EXERCISE DESCRIPTION
Gather up the lines that contain "text".

———

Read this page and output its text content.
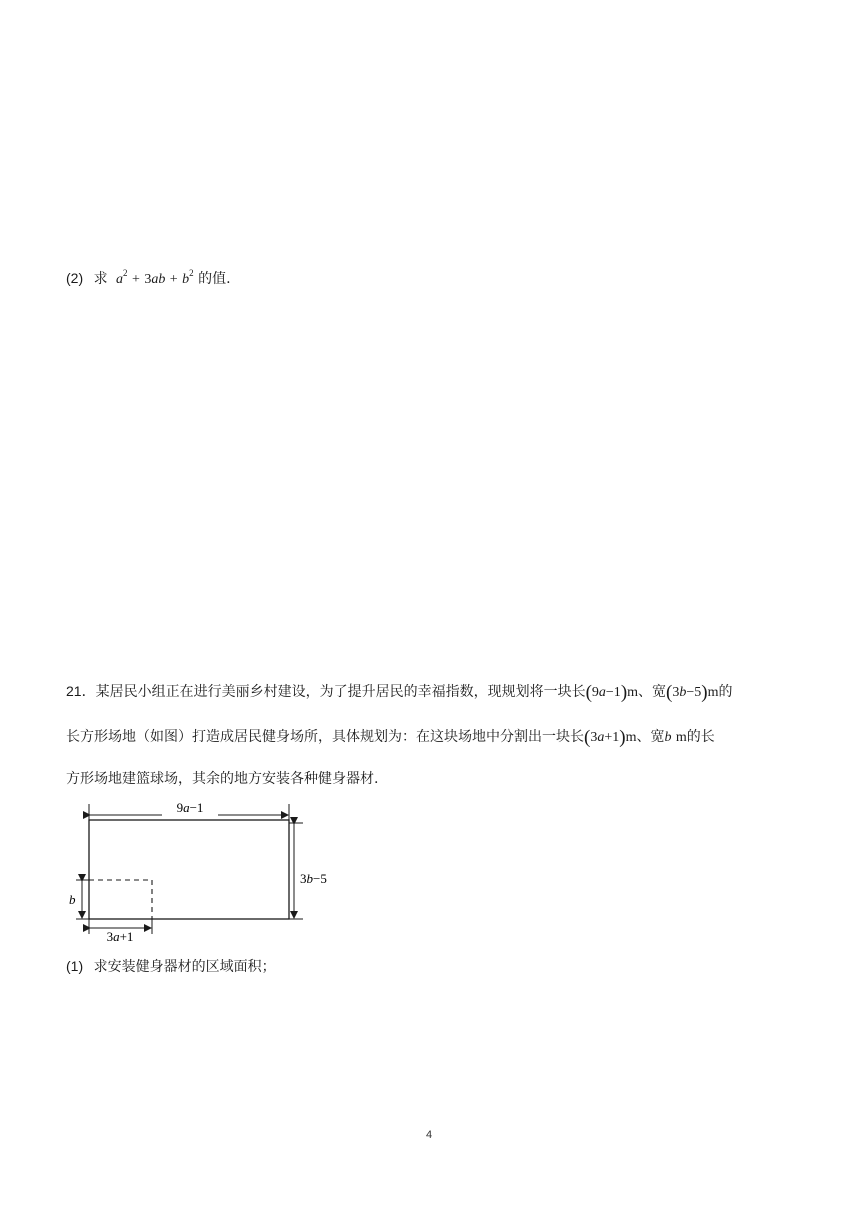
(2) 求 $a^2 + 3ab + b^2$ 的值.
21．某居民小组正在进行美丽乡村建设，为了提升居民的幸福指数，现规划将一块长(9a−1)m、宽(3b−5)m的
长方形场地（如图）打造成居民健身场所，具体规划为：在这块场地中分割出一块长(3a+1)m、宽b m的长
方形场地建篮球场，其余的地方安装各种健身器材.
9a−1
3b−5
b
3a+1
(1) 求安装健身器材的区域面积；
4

———

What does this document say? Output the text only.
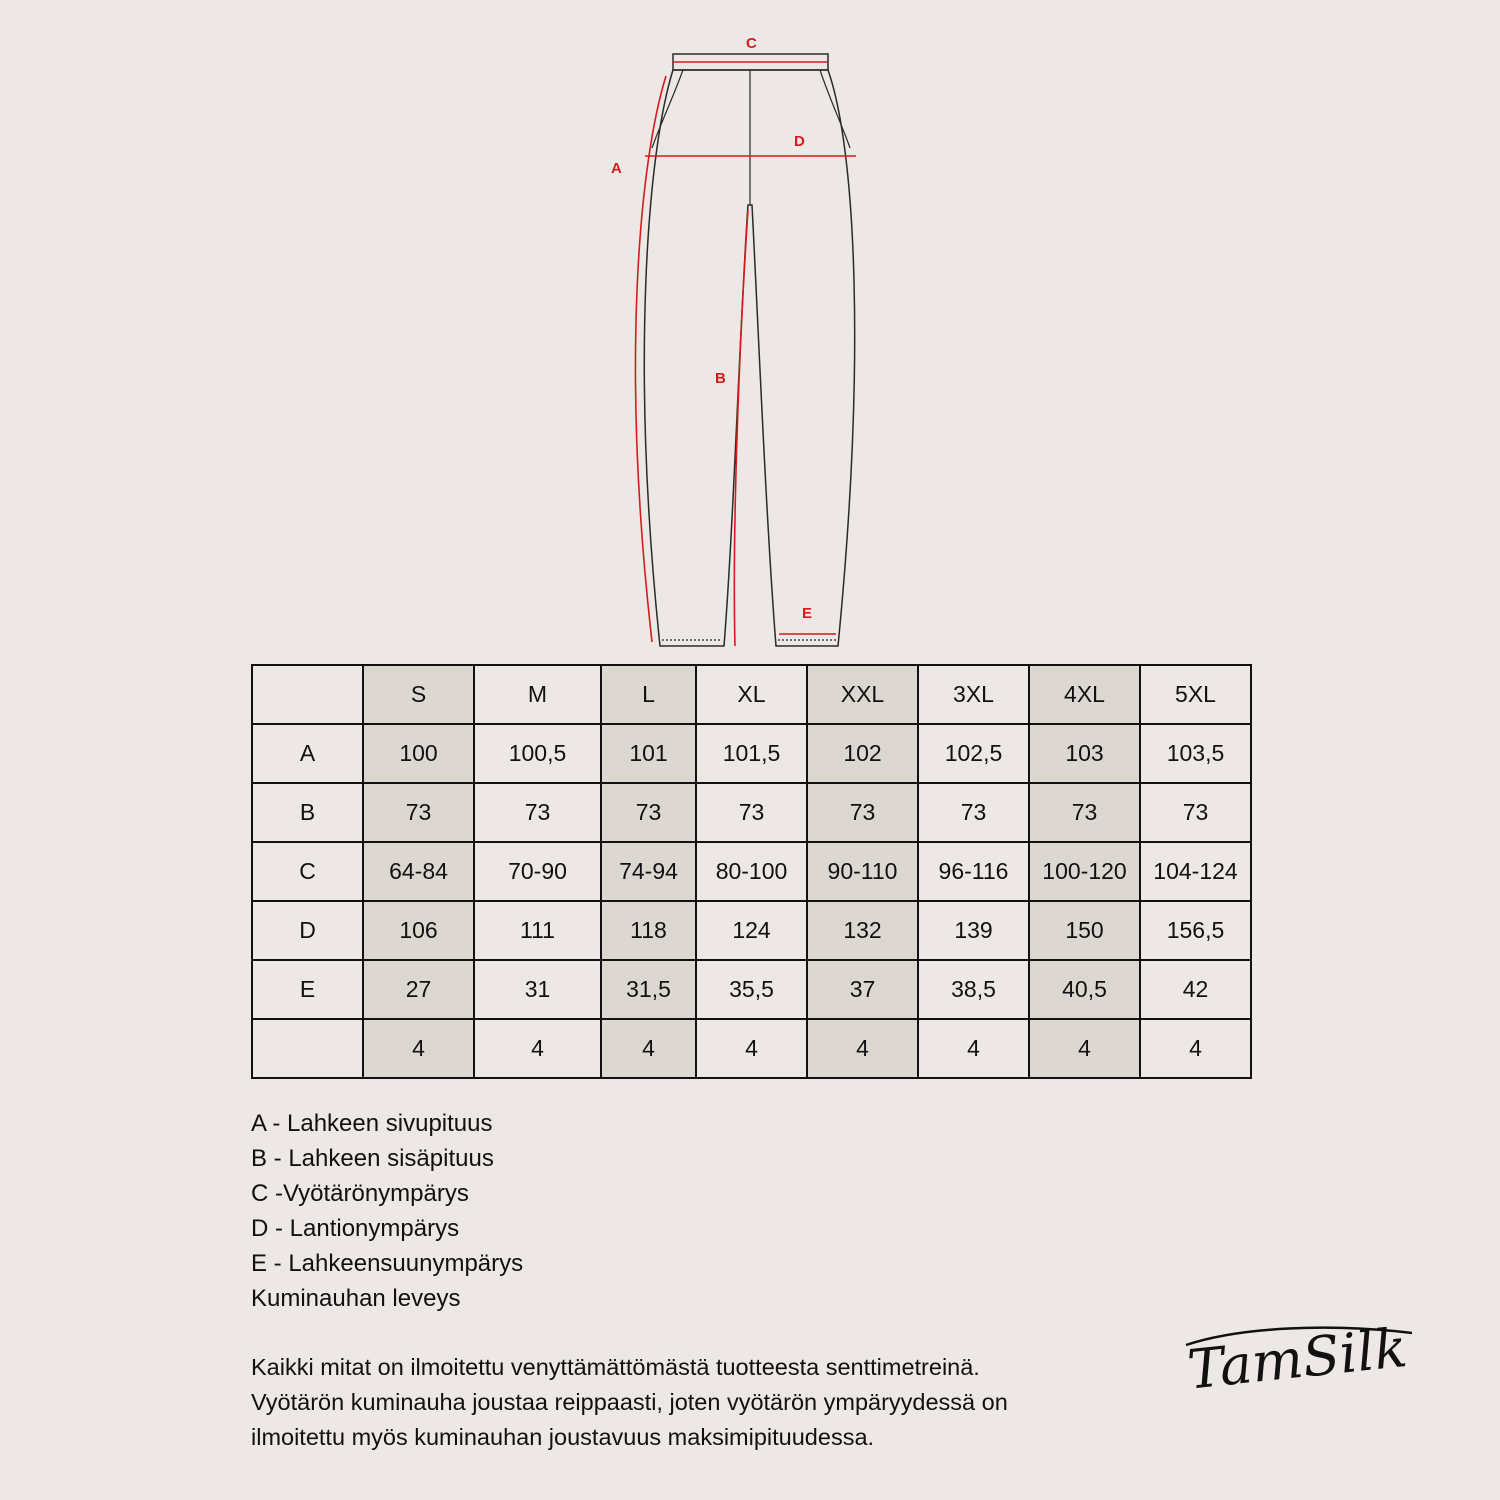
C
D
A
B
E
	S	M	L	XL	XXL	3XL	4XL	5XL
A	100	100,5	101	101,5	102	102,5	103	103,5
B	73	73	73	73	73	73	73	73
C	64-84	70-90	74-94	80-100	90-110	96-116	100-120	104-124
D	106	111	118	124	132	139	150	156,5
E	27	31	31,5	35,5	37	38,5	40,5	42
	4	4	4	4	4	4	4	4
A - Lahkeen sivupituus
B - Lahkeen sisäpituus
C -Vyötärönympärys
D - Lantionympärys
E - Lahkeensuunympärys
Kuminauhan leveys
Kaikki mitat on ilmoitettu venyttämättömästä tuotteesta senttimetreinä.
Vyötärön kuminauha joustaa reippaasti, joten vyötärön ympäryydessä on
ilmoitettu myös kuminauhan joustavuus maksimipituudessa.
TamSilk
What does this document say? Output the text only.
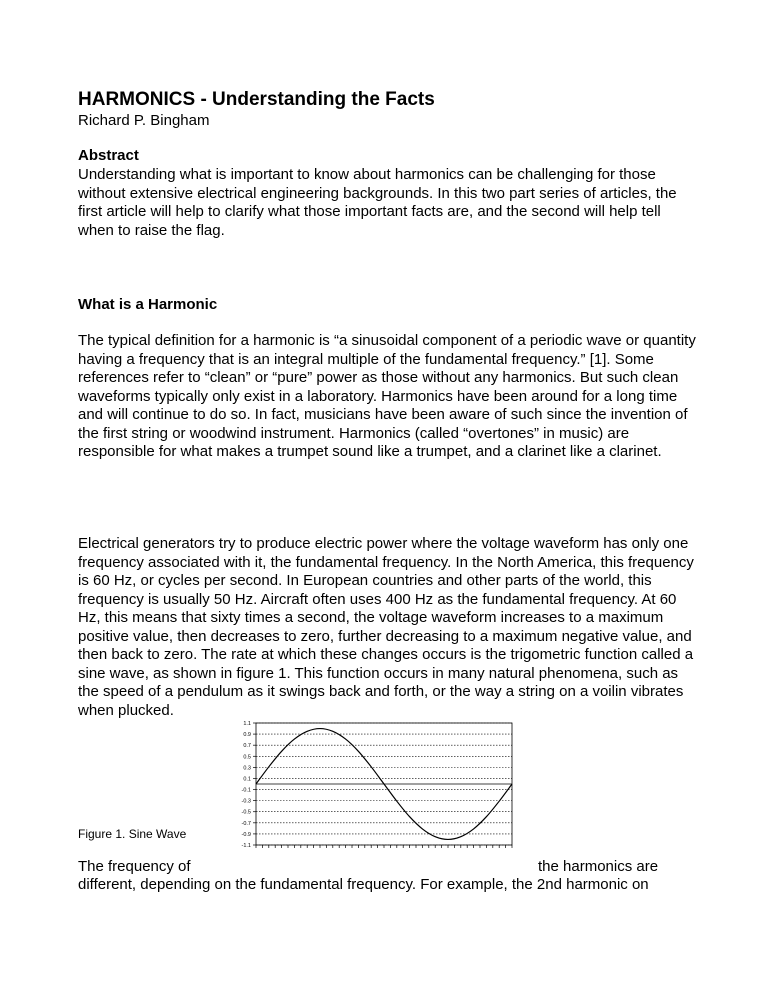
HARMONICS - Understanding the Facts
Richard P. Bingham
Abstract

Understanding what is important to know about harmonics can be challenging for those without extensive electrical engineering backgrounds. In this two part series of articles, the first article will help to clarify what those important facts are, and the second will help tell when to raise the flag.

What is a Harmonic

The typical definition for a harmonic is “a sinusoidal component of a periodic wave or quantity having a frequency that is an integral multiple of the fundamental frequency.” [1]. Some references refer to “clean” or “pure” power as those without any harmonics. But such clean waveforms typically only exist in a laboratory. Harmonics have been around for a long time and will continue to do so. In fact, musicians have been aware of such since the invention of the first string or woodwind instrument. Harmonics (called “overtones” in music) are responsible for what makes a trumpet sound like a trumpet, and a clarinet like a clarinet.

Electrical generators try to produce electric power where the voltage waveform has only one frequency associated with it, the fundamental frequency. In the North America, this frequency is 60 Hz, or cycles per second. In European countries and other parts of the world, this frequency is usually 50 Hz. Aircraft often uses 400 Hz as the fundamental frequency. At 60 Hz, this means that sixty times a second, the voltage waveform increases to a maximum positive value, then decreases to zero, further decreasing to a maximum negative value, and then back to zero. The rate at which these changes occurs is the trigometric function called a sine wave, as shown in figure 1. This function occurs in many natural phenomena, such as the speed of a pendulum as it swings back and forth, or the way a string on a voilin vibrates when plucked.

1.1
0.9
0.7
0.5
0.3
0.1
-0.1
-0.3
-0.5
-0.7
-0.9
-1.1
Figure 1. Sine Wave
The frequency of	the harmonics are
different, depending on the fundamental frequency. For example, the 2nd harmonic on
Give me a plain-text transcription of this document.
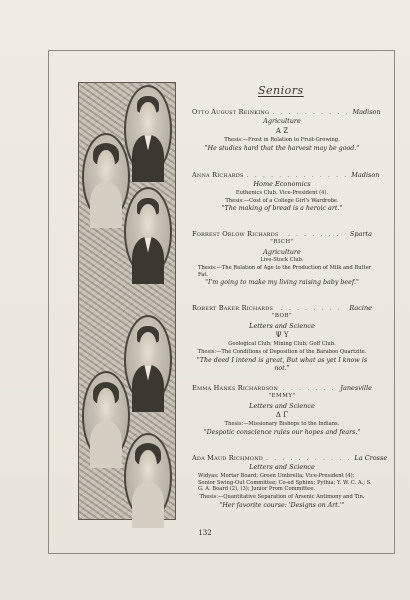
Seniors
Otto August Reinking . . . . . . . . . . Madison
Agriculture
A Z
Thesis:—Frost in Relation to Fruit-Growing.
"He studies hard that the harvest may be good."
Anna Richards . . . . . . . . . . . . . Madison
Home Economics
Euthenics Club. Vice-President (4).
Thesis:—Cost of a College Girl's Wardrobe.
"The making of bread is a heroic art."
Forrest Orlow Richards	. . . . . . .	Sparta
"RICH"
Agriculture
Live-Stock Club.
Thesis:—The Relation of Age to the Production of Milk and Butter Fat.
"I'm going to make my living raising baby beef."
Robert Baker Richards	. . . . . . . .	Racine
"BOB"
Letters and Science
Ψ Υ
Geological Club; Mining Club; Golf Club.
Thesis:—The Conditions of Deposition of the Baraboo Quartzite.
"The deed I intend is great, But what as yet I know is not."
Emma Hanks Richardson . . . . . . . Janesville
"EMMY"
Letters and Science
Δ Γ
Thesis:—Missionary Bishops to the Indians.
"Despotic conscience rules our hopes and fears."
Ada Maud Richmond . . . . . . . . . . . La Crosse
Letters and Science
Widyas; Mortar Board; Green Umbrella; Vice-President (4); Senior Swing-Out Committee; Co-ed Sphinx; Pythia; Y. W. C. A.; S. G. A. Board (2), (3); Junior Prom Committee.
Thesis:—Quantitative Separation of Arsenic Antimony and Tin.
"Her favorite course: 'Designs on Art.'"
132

———

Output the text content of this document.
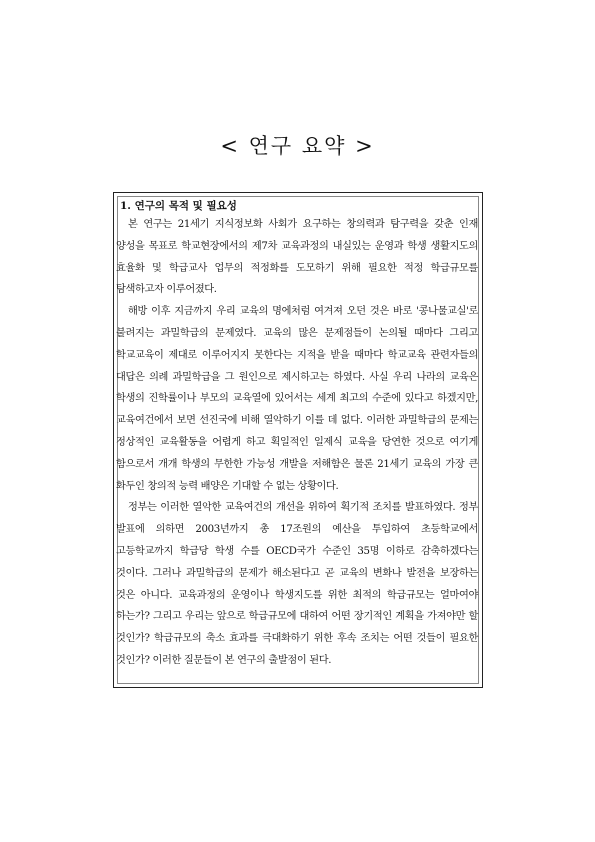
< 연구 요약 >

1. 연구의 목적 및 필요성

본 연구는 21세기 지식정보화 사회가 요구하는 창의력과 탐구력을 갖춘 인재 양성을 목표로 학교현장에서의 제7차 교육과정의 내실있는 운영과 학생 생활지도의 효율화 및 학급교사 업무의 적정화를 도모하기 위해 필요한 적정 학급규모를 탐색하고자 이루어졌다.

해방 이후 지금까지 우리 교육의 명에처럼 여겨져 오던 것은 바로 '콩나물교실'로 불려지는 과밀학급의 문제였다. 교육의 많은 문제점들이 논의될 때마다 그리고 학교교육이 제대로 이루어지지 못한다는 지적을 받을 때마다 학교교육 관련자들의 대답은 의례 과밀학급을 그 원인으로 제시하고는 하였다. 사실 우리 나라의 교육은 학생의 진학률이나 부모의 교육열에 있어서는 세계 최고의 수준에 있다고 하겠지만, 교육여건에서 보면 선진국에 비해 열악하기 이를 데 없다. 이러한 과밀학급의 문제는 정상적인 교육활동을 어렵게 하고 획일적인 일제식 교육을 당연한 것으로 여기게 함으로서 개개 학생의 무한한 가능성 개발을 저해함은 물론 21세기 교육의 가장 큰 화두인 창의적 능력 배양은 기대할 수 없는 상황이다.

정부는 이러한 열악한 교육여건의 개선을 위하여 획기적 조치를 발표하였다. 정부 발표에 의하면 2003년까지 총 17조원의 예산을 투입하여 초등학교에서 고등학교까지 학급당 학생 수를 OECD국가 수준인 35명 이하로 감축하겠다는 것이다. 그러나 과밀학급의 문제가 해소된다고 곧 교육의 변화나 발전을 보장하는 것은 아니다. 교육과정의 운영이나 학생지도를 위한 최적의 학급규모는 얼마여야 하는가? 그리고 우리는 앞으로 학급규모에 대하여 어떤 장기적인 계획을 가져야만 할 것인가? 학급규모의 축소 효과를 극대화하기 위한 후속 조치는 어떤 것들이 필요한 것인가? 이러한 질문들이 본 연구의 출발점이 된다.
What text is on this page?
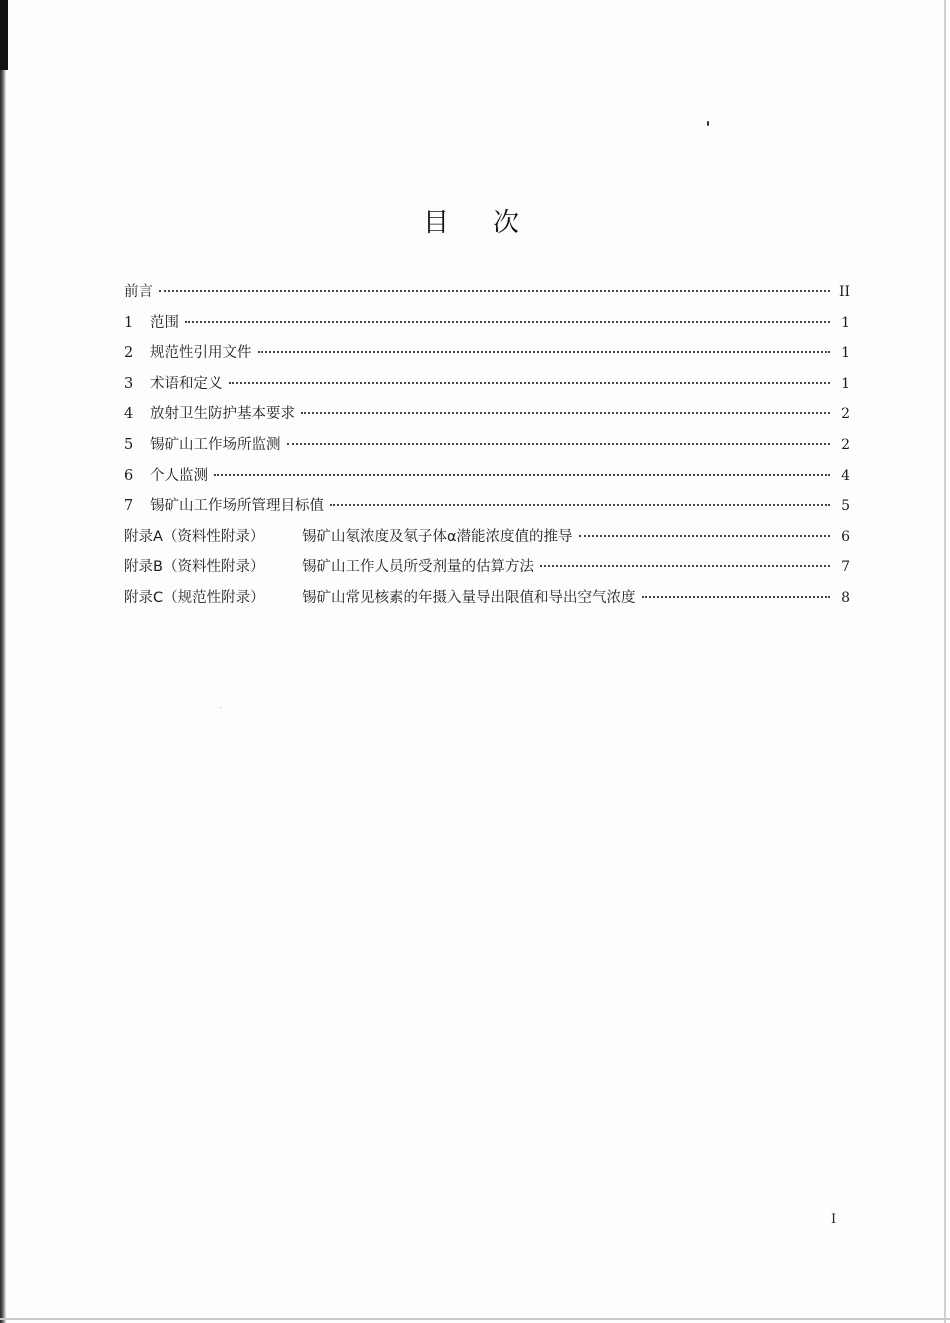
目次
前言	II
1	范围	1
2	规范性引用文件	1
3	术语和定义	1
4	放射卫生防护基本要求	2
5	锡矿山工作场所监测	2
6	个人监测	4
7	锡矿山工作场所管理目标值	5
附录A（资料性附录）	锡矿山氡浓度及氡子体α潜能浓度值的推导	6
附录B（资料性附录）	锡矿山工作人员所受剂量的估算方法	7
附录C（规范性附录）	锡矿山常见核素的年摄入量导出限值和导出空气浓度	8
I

———

OUTPUT
Read this page and output its text content.
What does this document say? Output the text only.
What does this document say? Output the text only.
Give me a plain-text transcription of this document.
Output the text content of this document.
What text is on this page?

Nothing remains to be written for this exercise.